Aim
Your task is to copy every line of this material exactly.

** BEGIN Data **

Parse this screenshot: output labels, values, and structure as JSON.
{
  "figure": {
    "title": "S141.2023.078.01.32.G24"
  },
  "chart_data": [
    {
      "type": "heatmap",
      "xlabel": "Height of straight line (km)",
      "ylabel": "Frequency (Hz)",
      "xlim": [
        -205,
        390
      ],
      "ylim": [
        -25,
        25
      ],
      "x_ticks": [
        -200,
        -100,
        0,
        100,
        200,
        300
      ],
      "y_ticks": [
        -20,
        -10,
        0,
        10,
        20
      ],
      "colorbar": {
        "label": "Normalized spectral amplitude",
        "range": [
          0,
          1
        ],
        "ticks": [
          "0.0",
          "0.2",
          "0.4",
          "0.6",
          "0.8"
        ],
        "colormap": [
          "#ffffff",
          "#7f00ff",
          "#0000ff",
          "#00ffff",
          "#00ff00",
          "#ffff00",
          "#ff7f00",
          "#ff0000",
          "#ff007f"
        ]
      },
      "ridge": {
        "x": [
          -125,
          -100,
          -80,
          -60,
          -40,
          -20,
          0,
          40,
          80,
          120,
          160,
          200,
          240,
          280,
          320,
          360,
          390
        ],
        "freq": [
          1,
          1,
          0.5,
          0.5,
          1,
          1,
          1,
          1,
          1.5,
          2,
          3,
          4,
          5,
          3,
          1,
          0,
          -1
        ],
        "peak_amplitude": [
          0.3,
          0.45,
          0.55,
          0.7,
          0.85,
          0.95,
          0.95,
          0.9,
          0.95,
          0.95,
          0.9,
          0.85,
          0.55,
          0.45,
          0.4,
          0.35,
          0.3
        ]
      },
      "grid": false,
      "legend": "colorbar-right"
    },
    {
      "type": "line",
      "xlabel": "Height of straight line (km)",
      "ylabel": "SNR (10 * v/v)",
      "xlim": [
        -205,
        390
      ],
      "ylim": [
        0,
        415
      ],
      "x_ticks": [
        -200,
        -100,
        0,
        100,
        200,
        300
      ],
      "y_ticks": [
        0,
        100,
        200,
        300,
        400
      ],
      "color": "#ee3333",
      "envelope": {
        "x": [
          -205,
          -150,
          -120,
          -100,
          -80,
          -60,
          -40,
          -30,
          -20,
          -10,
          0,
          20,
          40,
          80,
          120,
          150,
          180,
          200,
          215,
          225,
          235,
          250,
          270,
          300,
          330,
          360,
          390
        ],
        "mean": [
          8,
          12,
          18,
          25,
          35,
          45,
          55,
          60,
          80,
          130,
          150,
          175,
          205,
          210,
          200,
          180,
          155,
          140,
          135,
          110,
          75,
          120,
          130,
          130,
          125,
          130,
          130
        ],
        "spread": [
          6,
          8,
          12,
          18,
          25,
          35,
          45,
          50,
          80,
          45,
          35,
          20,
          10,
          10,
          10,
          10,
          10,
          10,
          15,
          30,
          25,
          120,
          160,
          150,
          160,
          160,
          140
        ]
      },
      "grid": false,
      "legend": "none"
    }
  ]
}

** END Data **

Response to the exercise
Parse this screenshot: output labels, values, and structure as JSON.
{
  "figure": {
    "title": "S141.2023.078.01.32.G24"
  },
  "chart_data": [
    {
      "type": "heatmap",
      "xlabel": "Height of straight line (km)",
      "ylabel": "Frequency (Hz)",
      "xlim": [
        -205,
        390
      ],
      "ylim": [
        -25,
        25
      ],
      "x_ticks": [
        -200,
        -100,
        0,
        100,
        200,
        300
      ],
      "y_ticks": [
        -20,
        -10,
        0,
        10,
        20
      ],
      "colorbar": {
        "label": "Normalized spectral amplitude",
        "range": [
          0,
          1
        ],
        "ticks": [
          "0.0",
          "0.2",
          "0.4",
          "0.6",
          "0.8"
        ],
        "colormap": [
          "#ffffff",
          "#7f00ff",
          "#0000ff",
          "#00ffff",
          "#00ff00",
          "#ffff00",
          "#ff7f00",
          "#ff0000",
          "#ff007f"
        ]
      },
      "ridge": {
        "x": [
          -125,
          -100,
          -80,
          -60,
          -40,
          -20,
          0,
          40,
          80,
          120,
          160,
          200,
          240,
          280,
          320,
          360,
          390
        ],
        "freq": [
          1,
          1,
          0.5,
          0.5,
          1,
          1,
          1,
          1,
          1.5,
          2,
          3,
          4,
          5,
          3,
          1,
          0,
          -1
        ],
        "peak_amplitude": [
          0.3,
          0.45,
          0.55,
          0.7,
          0.85,
          0.95,
          0.95,
          0.9,
          0.95,
          0.95,
          0.9,
          0.85,
          0.55,
          0.45,
          0.4,
          0.35,
          0.3
        ]
      },
      "grid": false,
      "legend": "colorbar-right"
    },
    {
      "type": "line",
      "xlabel": "Height of straight line (km)",
      "ylabel": "SNR (10 * v/v)",
      "xlim": [
        -205,
        390
      ],
      "ylim": [
        0,
        415
      ],
      "x_ticks": [
        -200,
        -100,
        0,
        100,
        200,
        300
      ],
      "y_ticks": [
        0,
        100,
        200,
        300,
        400
      ],
      "color": "#ee3333",
      "envelope": {
        "x": [
          -205,
          -150,
          -120,
          -100,
          -80,
          -60,
          -40,
          -30,
          -20,
          -10,
          0,
          20,
          40,
          80,
          120,
          150,
          180,
          200,
          215,
          225,
          235,
          250,
          270,
          300,
          330,
          360,
          390
        ],
        "mean": [
          8,
          12,
          18,
          25,
          35,
          45,
          55,
          60,
          80,
          130,
          150,
          175,
          205,
          210,
          200,
          180,
          155,
          140,
          135,
          110,
          75,
          120,
          130,
          130,
          125,
          130,
          130
        ],
        "spread": [
          6,
          8,
          12,
          18,
          25,
          35,
          45,
          50,
          80,
          45,
          35,
          20,
          10,
          10,
          10,
          10,
          10,
          10,
          15,
          30,
          25,
          120,
          160,
          150,
          160,
          160,
          140
        ]
      },
      "grid": false,
      "legend": "none"
    }
  ]
}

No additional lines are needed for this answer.